Task statement →
Set each record down exactly, excluding all images.

>> Begin Records for the exercise

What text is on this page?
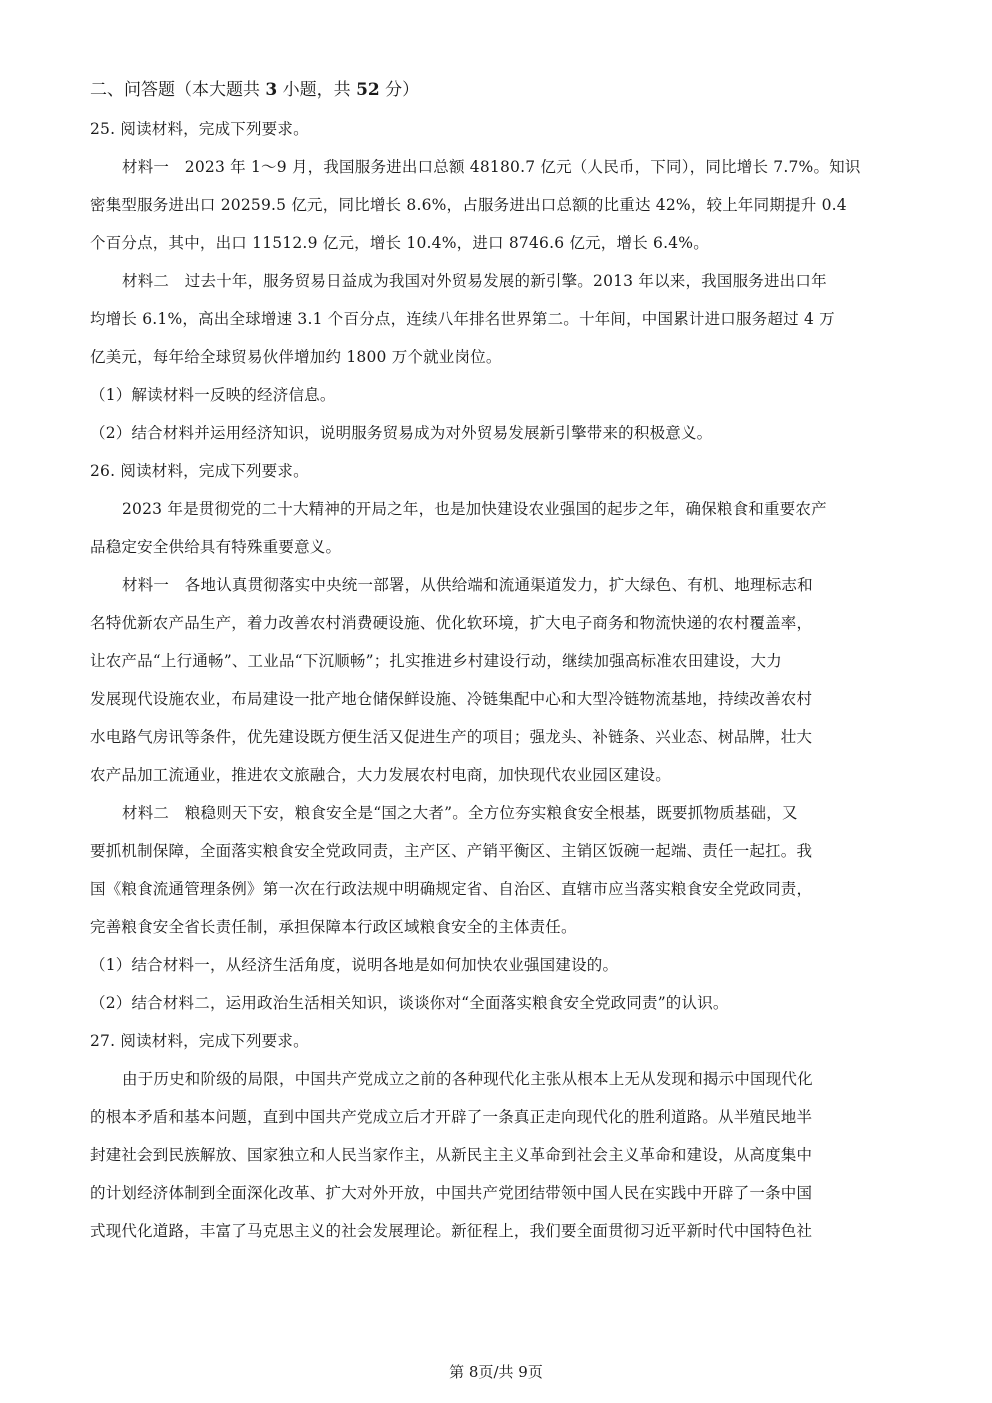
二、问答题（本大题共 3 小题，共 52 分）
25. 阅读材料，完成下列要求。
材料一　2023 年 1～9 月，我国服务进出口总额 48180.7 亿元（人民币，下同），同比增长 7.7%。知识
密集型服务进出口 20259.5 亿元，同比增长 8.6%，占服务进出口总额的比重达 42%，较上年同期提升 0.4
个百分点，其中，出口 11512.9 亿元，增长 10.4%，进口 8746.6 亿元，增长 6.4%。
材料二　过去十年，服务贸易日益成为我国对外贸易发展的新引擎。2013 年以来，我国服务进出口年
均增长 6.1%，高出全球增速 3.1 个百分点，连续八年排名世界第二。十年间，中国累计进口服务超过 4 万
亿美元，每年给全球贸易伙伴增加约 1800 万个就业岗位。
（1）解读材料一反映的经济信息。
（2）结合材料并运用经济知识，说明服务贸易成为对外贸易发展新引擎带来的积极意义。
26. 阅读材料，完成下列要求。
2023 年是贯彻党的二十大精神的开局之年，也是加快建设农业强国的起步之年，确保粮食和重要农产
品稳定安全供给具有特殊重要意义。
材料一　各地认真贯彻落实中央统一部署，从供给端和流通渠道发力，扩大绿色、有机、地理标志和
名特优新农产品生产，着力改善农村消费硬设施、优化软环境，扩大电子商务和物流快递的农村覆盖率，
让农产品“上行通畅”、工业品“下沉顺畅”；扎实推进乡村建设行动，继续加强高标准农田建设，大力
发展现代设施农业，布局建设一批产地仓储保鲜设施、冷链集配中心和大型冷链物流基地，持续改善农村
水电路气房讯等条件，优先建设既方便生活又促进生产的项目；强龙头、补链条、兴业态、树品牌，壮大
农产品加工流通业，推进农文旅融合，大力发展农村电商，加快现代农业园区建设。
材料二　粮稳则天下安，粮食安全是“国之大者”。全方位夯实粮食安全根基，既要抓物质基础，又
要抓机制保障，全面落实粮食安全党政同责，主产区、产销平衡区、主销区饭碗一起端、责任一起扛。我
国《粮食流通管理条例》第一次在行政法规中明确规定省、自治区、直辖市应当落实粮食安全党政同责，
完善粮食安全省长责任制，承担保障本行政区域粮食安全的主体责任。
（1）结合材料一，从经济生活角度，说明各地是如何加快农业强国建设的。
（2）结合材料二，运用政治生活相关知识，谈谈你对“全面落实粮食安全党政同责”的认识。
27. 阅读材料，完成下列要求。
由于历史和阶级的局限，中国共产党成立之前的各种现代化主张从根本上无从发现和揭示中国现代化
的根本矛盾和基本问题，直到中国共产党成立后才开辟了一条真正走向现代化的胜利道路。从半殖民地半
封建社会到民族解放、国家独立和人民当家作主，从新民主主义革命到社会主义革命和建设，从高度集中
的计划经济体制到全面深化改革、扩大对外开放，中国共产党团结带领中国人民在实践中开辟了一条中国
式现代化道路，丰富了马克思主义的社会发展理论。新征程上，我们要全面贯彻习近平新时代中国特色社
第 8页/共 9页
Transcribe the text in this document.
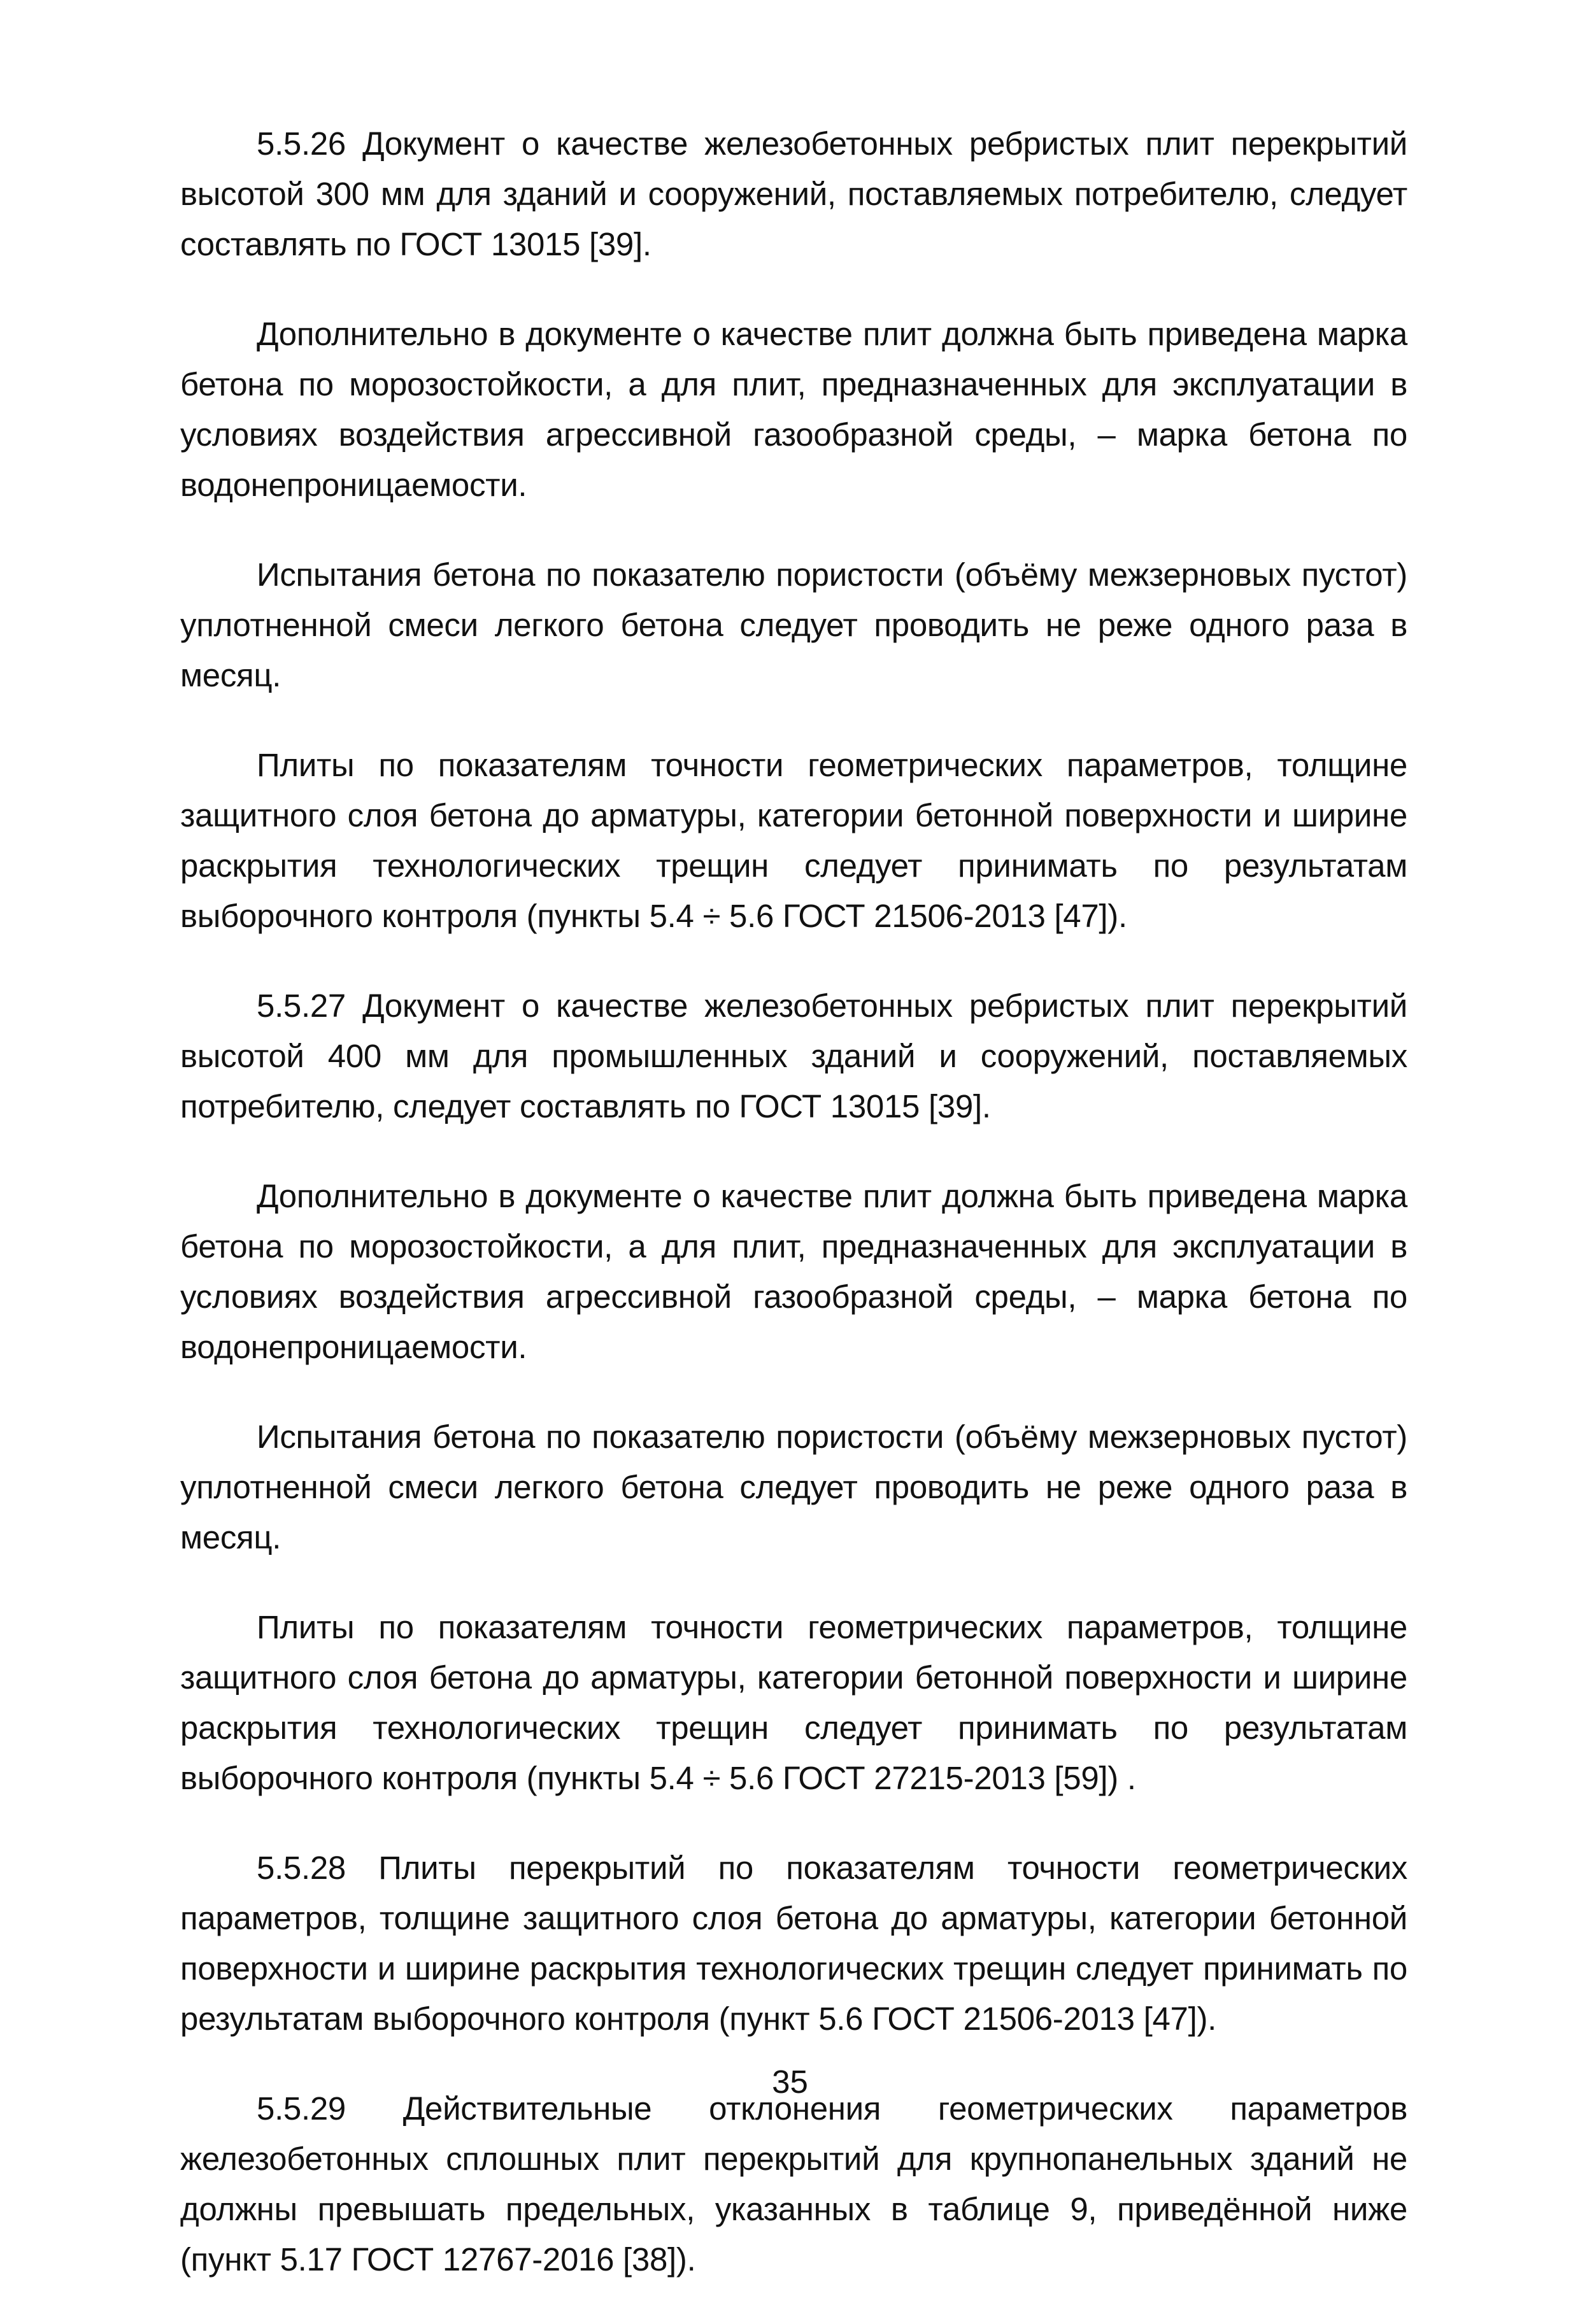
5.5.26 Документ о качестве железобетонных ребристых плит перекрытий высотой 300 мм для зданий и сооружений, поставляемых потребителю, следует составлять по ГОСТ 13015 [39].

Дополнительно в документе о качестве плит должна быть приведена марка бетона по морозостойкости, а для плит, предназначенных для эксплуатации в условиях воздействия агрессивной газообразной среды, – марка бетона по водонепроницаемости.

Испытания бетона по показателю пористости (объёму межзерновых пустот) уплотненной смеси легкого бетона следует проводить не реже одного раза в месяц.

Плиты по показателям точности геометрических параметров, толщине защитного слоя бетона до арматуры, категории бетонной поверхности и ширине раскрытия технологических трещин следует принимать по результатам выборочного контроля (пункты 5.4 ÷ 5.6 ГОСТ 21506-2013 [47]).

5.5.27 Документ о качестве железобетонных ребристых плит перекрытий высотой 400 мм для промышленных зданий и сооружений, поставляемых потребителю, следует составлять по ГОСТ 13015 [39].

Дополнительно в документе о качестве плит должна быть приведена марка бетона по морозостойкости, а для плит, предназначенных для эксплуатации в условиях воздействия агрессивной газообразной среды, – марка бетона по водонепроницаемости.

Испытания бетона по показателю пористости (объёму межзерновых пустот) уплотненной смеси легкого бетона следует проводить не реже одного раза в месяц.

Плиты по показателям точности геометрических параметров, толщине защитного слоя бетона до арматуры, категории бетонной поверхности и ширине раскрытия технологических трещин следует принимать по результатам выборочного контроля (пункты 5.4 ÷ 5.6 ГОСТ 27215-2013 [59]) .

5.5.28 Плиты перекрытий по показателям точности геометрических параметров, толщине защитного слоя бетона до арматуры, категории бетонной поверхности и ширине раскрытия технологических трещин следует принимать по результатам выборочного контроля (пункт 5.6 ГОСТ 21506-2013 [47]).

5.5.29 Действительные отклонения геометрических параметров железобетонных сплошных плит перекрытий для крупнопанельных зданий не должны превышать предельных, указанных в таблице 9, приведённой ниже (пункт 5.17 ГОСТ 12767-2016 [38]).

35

>> End Records for the exercise

Answer for this exercise →
What text is on this page?
二、问答题（本大题共 3 小题，共 52 分）
25. 阅读材料，完成下列要求。
材料一　2023 年 1～9 月，我国服务进出口总额 48180.7 亿元（人民币，下同），同比增长 7.7%。知识
密集型服务进出口 20259.5 亿元，同比增长 8.6%，占服务进出口总额的比重达 42%，较上年同期提升 0.4
个百分点，其中，出口 11512.9 亿元，增长 10.4%，进口 8746.6 亿元，增长 6.4%。
材料二　过去十年，服务贸易日益成为我国对外贸易发展的新引擎。2013 年以来，我国服务进出口年
均增长 6.1%，高出全球增速 3.1 个百分点，连续八年排名世界第二。十年间，中国累计进口服务超过 4 万
亿美元，每年给全球贸易伙伴增加约 1800 万个就业岗位。
（1）解读材料一反映的经济信息。
（2）结合材料并运用经济知识，说明服务贸易成为对外贸易发展新引擎带来的积极意义。
26. 阅读材料，完成下列要求。
2023 年是贯彻党的二十大精神的开局之年，也是加快建设农业强国的起步之年，确保粮食和重要农产
品稳定安全供给具有特殊重要意义。
材料一　各地认真贯彻落实中央统一部署，从供给端和流通渠道发力，扩大绿色、有机、地理标志和
名特优新农产品生产，着力改善农村消费硬设施、优化软环境，扩大电子商务和物流快递的农村覆盖率，
让农产品“上行通畅”、工业品“下沉顺畅”；扎实推进乡村建设行动，继续加强高标准农田建设，大力
发展现代设施农业，布局建设一批产地仓储保鲜设施、冷链集配中心和大型冷链物流基地，持续改善农村
水电路气房讯等条件，优先建设既方便生活又促进生产的项目；强龙头、补链条、兴业态、树品牌，壮大
农产品加工流通业，推进农文旅融合，大力发展农村电商，加快现代农业园区建设。
材料二　粮稳则天下安，粮食安全是“国之大者”。全方位夯实粮食安全根基，既要抓物质基础，又
要抓机制保障，全面落实粮食安全党政同责，主产区、产销平衡区、主销区饭碗一起端、责任一起扛。我
国《粮食流通管理条例》第一次在行政法规中明确规定省、自治区、直辖市应当落实粮食安全党政同责，
完善粮食安全省长责任制，承担保障本行政区域粮食安全的主体责任。
（1）结合材料一，从经济生活角度，说明各地是如何加快农业强国建设的。
（2）结合材料二，运用政治生活相关知识，谈谈你对“全面落实粮食安全党政同责”的认识。
27. 阅读材料，完成下列要求。
由于历史和阶级的局限，中国共产党成立之前的各种现代化主张从根本上无从发现和揭示中国现代化
的根本矛盾和基本问题，直到中国共产党成立后才开辟了一条真正走向现代化的胜利道路。从半殖民地半
封建社会到民族解放、国家独立和人民当家作主，从新民主主义革命到社会主义革命和建设，从高度集中
的计划经济体制到全面深化改革、扩大对外开放，中国共产党团结带领中国人民在实践中开辟了一条中国
式现代化道路，丰富了马克思主义的社会发展理论。新征程上，我们要全面贯彻习近平新时代中国特色社
第 8页/共 9页
Transcribe the text in this document.
5.5.26 Документ о качестве железобетонных ребристых плит перекрытий высотой 300 мм для зданий и сооружений, поставляемых потребителю, следует составлять по ГОСТ 13015 [39].

Дополнительно в документе о качестве плит должна быть приведена марка бетона по морозостойкости, а для плит, предназначенных для эксплуатации в условиях воздействия агрессивной газообразной среды, – марка бетона по водонепроницаемости.

Испытания бетона по показателю пористости (объёму межзерновых пустот) уплотненной смеси легкого бетона следует проводить не реже одного раза в месяц.

Плиты по показателям точности геометрических параметров, толщине защитного слоя бетона до арматуры, категории бетонной поверхности и ширине раскрытия технологических трещин следует принимать по результатам выборочного контроля (пункты 5.4 ÷ 5.6 ГОСТ 21506-2013 [47]).

5.5.27 Документ о качестве железобетонных ребристых плит перекрытий высотой 400 мм для промышленных зданий и сооружений, поставляемых потребителю, следует составлять по ГОСТ 13015 [39].

Дополнительно в документе о качестве плит должна быть приведена марка бетона по морозостойкости, а для плит, предназначенных для эксплуатации в условиях воздействия агрессивной газообразной среды, – марка бетона по водонепроницаемости.

Испытания бетона по показателю пористости (объёму межзерновых пустот) уплотненной смеси легкого бетона следует проводить не реже одного раза в месяц.

Плиты по показателям точности геометрических параметров, толщине защитного слоя бетона до арматуры, категории бетонной поверхности и ширине раскрытия технологических трещин следует принимать по результатам выборочного контроля (пункты 5.4 ÷ 5.6 ГОСТ 27215-2013 [59]) .

5.5.28 Плиты перекрытий по показателям точности геометрических параметров, толщине защитного слоя бетона до арматуры, категории бетонной поверхности и ширине раскрытия технологических трещин следует принимать по результатам выборочного контроля (пункт 5.6 ГОСТ 21506-2013 [47]).

5.5.29 Действительные отклонения геометрических параметров железобетонных сплошных плит перекрытий для крупнопанельных зданий не должны превышать предельных, указанных в таблице 9, приведённой ниже (пункт 5.17 ГОСТ 12767-2016 [38]).

35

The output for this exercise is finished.